#### [REQUIREMENT]
Please copy the listing from the line with "wall-character-frieze bbox=[260, 266, 309, 276]" up to and including the line with "photo-3-scene bbox=[0, 215, 205, 418]", and give only those lines. Swap every "wall-speaker-icon" for "loudspeaker-icon" and leave everything else unchanged.

#### [RECORDS SHOWN]

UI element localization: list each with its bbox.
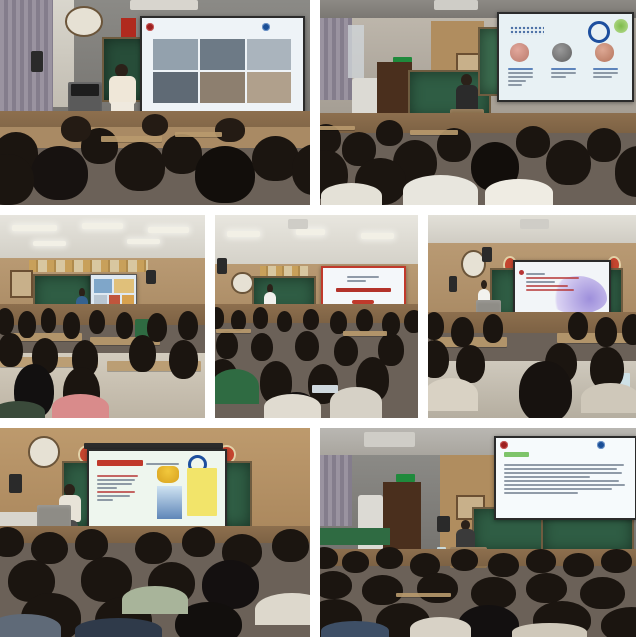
wall-character-frieze bbox=[260, 266, 309, 276]
audience bbox=[215, 300, 418, 418]
collage-row-3 bbox=[0, 428, 636, 637]
collage-photo-2[interactable] bbox=[320, 0, 636, 205]
projection-screen bbox=[497, 12, 634, 102]
exit-sign-icon bbox=[396, 474, 415, 482]
audience bbox=[0, 296, 205, 418]
photo-collage bbox=[0, 0, 636, 637]
wall-speaker-icon bbox=[482, 247, 492, 261]
wall-speaker-icon bbox=[217, 258, 227, 274]
photo-1-scene bbox=[0, 0, 310, 205]
projection-screen bbox=[140, 16, 305, 112]
blue-badge-icon bbox=[588, 21, 610, 43]
photo-5-scene bbox=[428, 215, 636, 418]
institute-seal-icon bbox=[597, 441, 605, 449]
book-cover-thumbnail bbox=[157, 486, 182, 518]
wall-speaker-icon bbox=[146, 270, 156, 284]
photo-6-scene bbox=[0, 428, 310, 637]
projection-screen bbox=[494, 436, 636, 519]
collage-photo-5[interactable] bbox=[428, 215, 636, 418]
wall-speaker-icon bbox=[449, 276, 457, 292]
university-seal-icon bbox=[146, 23, 154, 31]
audience bbox=[320, 107, 636, 205]
collage-row-1 bbox=[0, 0, 636, 205]
collage-photo-4[interactable] bbox=[215, 215, 418, 418]
wall-clock-icon bbox=[231, 272, 253, 294]
wall-clock-icon bbox=[65, 6, 103, 37]
wall-speaker-icon bbox=[31, 51, 43, 72]
wall-character-frieze bbox=[29, 260, 148, 272]
ceiling-projector-icon bbox=[364, 432, 415, 447]
collage-photo-7[interactable] bbox=[320, 428, 636, 637]
wall-speaker-icon bbox=[9, 474, 21, 493]
collage-photo-3[interactable] bbox=[0, 215, 205, 418]
ceiling-projector-icon bbox=[520, 219, 549, 229]
slide-photo-grid bbox=[153, 39, 292, 104]
photo-2-scene bbox=[320, 0, 636, 205]
bucket-illustration bbox=[157, 466, 179, 483]
photo-3-scene bbox=[0, 215, 205, 418]
photo-4-scene bbox=[215, 215, 418, 418]
audience bbox=[320, 537, 636, 637]
audience bbox=[0, 107, 310, 205]
ceiling-projector-icon bbox=[434, 0, 478, 10]
collage-photo-1[interactable] bbox=[0, 0, 310, 205]
framed-picture bbox=[10, 270, 32, 298]
institute-seal-icon bbox=[262, 23, 270, 31]
molecule-graphic-icon bbox=[614, 19, 628, 33]
collage-row-2 bbox=[0, 215, 636, 418]
wall-clock-icon bbox=[28, 436, 60, 467]
university-seal-icon bbox=[500, 441, 508, 449]
photo-7-scene bbox=[320, 428, 636, 637]
checklist-panel bbox=[187, 468, 217, 516]
wall-speaker-icon bbox=[437, 516, 450, 533]
audience bbox=[0, 520, 310, 637]
collage-photo-6[interactable] bbox=[0, 428, 310, 637]
projection-screen bbox=[87, 449, 227, 530]
ceiling-projector-icon bbox=[288, 219, 308, 229]
audience bbox=[428, 300, 636, 418]
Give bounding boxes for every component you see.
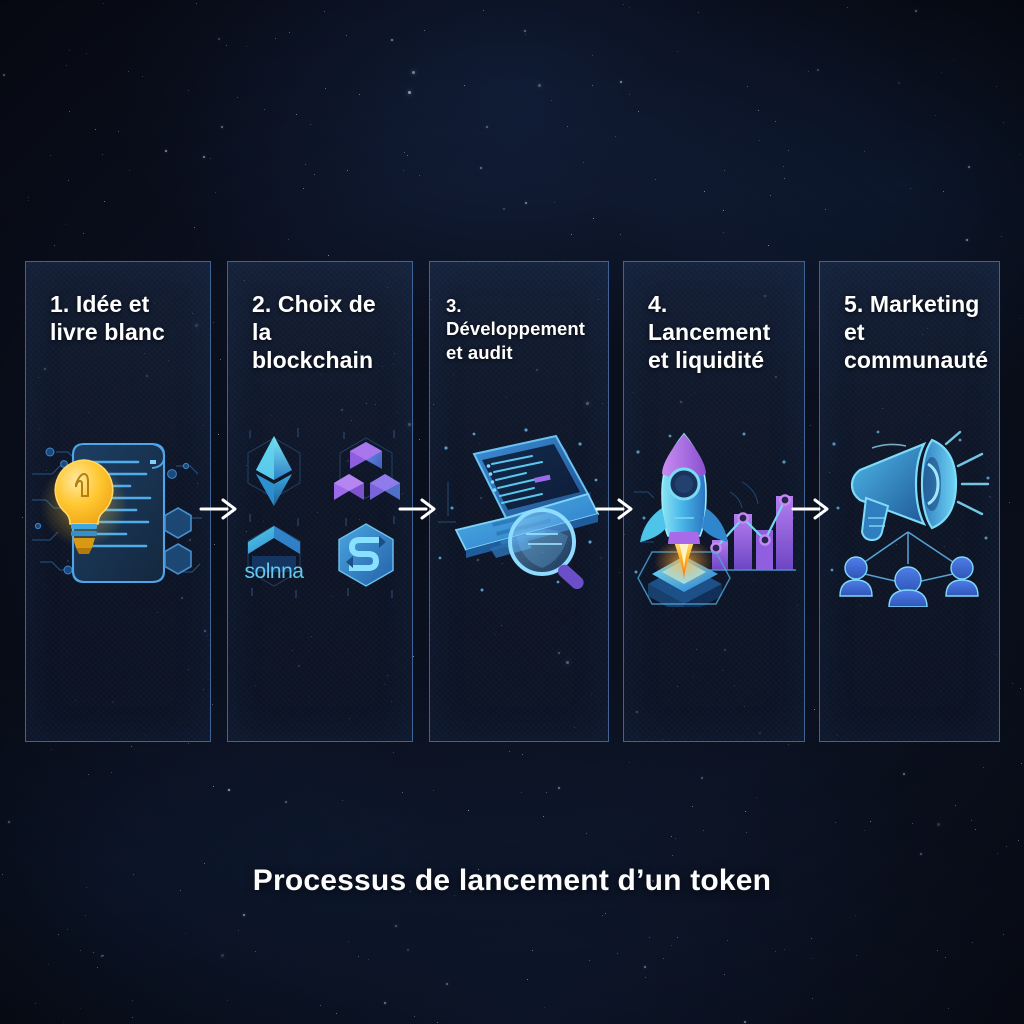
step-card-4[interactable]: 4. Lancement et liquidité (623, 261, 805, 742)
arrow-step3-to-step4 (593, 494, 637, 524)
rocket-launch-chart-icon (624, 422, 804, 607)
arrow-step2-to-step3 (396, 494, 440, 524)
infographic-caption: Processus de lancement d’un token (0, 864, 1024, 898)
step-card-1[interactable]: 1. Idée et livre blanc (25, 261, 211, 742)
step-title-5: 5. Marketing et communauté (844, 290, 985, 374)
solana-logo-label: solnna (245, 560, 305, 583)
step-title-4: 4. Lancement et liquidité (648, 290, 790, 374)
step-card-2[interactable]: 2. Choix de la blockchain (227, 261, 413, 742)
blockchain-logos-icon: solnna (228, 422, 412, 607)
arrow-step1-to-step2 (197, 494, 241, 524)
step-card-5[interactable]: 5. Marketing et communauté (819, 261, 1000, 742)
lightbulb-whitepaper-icon (26, 422, 210, 607)
megaphone-community-icon (820, 422, 999, 607)
step-title-2: 2. Choix de la blockchain (252, 290, 398, 374)
step-title-3: 3. Développement et audit (446, 294, 594, 364)
step-title-1: 1. Idée et livre blanc (50, 290, 196, 346)
laptop-code-audit-icon (430, 422, 608, 607)
step-card-3[interactable]: 3. Développement et audit (429, 261, 609, 742)
arrow-step4-to-step5 (789, 494, 833, 524)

#### [ANSWER TO THE EXERCISE]
wall-character-frieze bbox=[260, 266, 309, 276]
audience bbox=[215, 300, 418, 418]
collage-row-3 bbox=[0, 428, 636, 637]
collage-photo-2[interactable] bbox=[320, 0, 636, 205]
projection-screen bbox=[497, 12, 634, 102]
exit-sign-icon bbox=[396, 474, 415, 482]
audience bbox=[0, 296, 205, 418]
photo-collage bbox=[0, 0, 636, 637]
loudspeaker-icon bbox=[482, 247, 492, 261]
loudspeaker-icon bbox=[217, 258, 227, 274]
photo-1-scene bbox=[0, 0, 310, 205]
projection-screen bbox=[140, 16, 305, 112]
blue-badge-icon bbox=[588, 21, 610, 43]
photo-5-scene bbox=[428, 215, 636, 418]
institute-seal-icon bbox=[597, 441, 605, 449]
book-cover-thumbnail bbox=[157, 486, 182, 518]
loudspeaker-icon bbox=[146, 270, 156, 284]
photo-6-scene bbox=[0, 428, 310, 637]
projection-screen bbox=[494, 436, 636, 519]
collage-photo-5[interactable] bbox=[428, 215, 636, 418]
loudspeaker-icon bbox=[449, 276, 457, 292]
university-seal-icon bbox=[146, 23, 154, 31]
audience bbox=[320, 107, 636, 205]
collage-row-1 bbox=[0, 0, 636, 205]
collage-photo-4[interactable] bbox=[215, 215, 418, 418]
wall-clock-icon bbox=[231, 272, 253, 294]
wall-clock-icon bbox=[65, 6, 103, 37]
loudspeaker-icon bbox=[31, 51, 43, 72]
wall-character-frieze bbox=[29, 260, 148, 272]
ceiling-projector-icon bbox=[364, 432, 415, 447]
collage-photo-7[interactable] bbox=[320, 428, 636, 637]
loudspeaker-icon bbox=[9, 474, 21, 493]
collage-photo-3[interactable] bbox=[0, 215, 205, 418]
ceiling-projector-icon bbox=[520, 219, 549, 229]
slide-photo-grid bbox=[153, 39, 292, 104]
photo-2-scene bbox=[320, 0, 636, 205]
bucket-illustration bbox=[157, 466, 179, 483]
photo-3-scene bbox=[0, 215, 205, 418]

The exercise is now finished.